» **Stated exercise**
Wherever "document" appears in a line, copy that line.

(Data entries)
· · · · ·

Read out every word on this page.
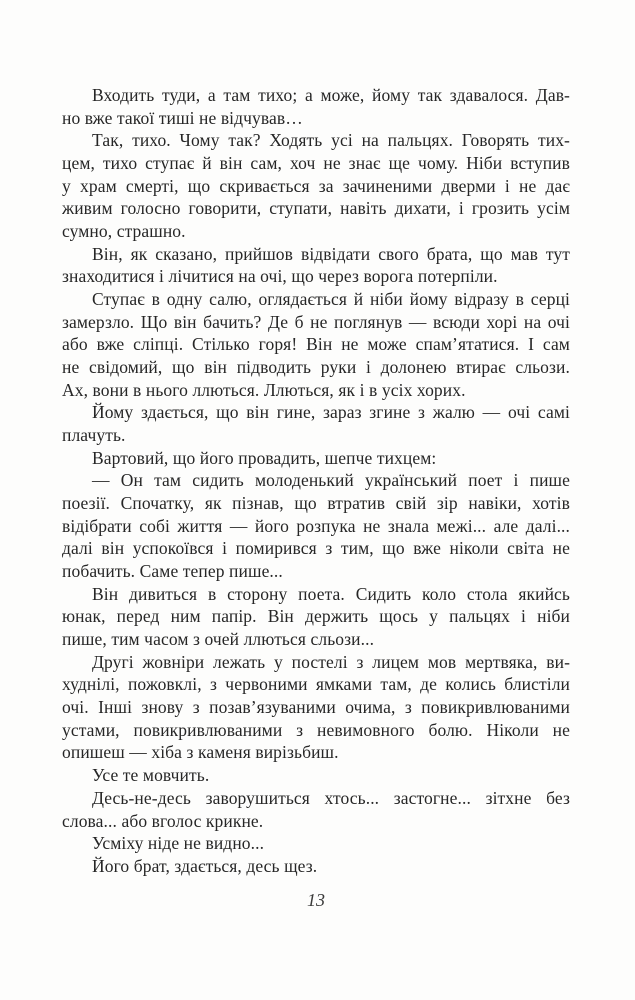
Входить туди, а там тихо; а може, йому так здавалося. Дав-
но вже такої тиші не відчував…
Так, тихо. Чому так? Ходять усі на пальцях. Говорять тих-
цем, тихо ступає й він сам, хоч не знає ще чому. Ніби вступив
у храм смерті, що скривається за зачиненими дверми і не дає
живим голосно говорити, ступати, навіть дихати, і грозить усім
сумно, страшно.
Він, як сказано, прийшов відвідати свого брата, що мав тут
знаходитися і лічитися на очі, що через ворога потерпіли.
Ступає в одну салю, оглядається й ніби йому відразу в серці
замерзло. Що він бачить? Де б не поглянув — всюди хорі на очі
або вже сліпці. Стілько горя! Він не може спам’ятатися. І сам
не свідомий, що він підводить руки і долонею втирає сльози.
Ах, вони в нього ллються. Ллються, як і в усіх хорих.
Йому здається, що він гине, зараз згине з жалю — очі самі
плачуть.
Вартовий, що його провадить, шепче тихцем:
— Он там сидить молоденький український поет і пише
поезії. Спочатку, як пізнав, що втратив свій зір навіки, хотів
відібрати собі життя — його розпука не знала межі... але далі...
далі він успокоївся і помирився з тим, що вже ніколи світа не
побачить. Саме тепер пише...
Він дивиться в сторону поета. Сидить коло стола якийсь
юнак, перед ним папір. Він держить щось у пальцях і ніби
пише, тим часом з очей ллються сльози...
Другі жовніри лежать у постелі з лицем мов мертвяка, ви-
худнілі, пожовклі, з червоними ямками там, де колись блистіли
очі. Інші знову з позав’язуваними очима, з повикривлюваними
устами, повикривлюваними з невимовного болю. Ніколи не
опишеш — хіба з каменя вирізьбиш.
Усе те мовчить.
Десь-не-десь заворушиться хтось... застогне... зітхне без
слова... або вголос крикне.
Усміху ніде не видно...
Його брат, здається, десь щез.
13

· · · · ·

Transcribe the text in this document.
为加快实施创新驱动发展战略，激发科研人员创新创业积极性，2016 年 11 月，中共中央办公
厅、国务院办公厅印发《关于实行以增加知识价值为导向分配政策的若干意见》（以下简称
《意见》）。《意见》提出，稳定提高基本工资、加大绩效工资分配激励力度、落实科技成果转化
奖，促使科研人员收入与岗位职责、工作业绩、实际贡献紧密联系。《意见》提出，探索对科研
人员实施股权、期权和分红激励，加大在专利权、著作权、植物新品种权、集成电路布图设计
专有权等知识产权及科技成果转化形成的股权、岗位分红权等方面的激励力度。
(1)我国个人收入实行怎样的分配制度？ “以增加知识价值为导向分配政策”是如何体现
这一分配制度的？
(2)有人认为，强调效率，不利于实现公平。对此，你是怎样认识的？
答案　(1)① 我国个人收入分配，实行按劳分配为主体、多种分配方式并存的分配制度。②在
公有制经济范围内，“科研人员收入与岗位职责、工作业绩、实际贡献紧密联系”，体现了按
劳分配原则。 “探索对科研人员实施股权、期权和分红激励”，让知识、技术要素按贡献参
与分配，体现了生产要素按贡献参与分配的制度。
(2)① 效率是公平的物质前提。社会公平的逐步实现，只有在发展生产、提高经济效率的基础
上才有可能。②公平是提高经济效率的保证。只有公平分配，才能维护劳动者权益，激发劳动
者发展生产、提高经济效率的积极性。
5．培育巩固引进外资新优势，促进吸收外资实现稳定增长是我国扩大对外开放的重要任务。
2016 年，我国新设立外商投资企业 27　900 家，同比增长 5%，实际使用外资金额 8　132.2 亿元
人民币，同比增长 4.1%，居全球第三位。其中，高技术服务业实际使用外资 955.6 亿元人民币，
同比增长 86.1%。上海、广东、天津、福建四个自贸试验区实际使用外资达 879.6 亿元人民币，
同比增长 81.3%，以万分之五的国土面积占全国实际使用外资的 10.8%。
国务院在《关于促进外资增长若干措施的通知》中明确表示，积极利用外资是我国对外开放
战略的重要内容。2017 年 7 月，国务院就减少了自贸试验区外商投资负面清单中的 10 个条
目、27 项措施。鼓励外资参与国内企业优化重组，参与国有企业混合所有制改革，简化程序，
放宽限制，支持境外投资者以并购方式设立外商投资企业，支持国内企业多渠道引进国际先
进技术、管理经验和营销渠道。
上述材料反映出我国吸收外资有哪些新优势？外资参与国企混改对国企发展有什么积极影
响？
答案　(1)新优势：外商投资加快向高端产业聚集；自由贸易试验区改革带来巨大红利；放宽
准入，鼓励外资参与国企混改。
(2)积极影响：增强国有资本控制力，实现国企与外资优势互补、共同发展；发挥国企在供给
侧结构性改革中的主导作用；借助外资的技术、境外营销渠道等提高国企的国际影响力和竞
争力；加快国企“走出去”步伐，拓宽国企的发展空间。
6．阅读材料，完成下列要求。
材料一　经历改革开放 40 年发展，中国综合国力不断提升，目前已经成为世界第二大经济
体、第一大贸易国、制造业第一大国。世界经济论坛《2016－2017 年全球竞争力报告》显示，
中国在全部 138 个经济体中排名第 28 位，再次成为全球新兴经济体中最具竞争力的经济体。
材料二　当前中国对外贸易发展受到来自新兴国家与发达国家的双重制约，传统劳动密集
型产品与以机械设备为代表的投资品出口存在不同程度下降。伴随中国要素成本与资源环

· · · · ·

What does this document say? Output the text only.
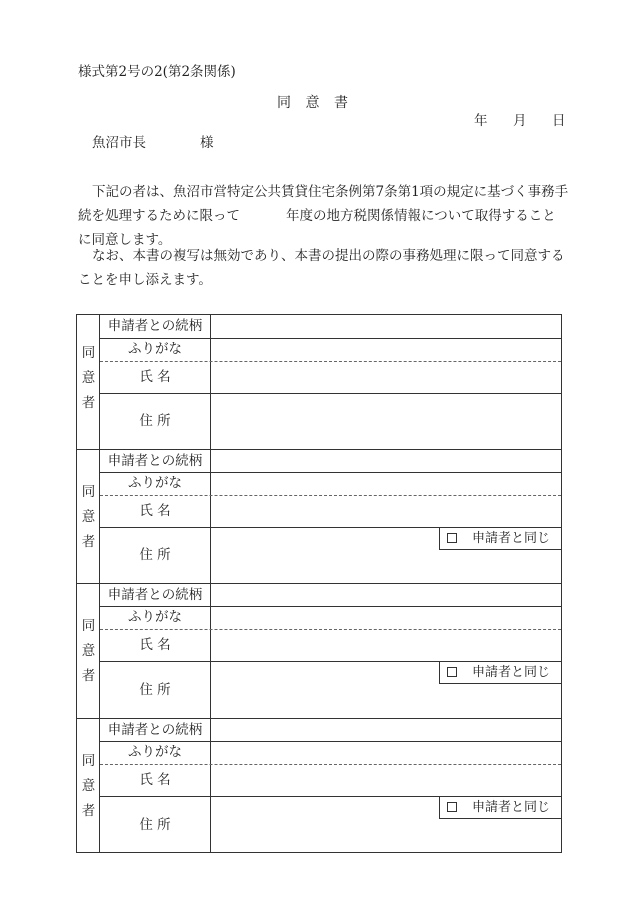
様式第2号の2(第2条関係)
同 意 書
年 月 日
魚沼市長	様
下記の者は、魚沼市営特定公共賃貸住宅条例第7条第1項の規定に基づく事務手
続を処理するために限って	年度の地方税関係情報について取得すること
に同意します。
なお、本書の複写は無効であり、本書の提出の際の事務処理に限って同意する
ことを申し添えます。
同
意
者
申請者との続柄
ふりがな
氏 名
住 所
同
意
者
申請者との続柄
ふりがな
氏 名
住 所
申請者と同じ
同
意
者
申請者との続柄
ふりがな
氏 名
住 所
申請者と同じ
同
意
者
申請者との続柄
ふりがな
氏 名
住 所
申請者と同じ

· · · · ·

» **Task result**
Transcribe the text in this document.
What does this document say? Output the text only.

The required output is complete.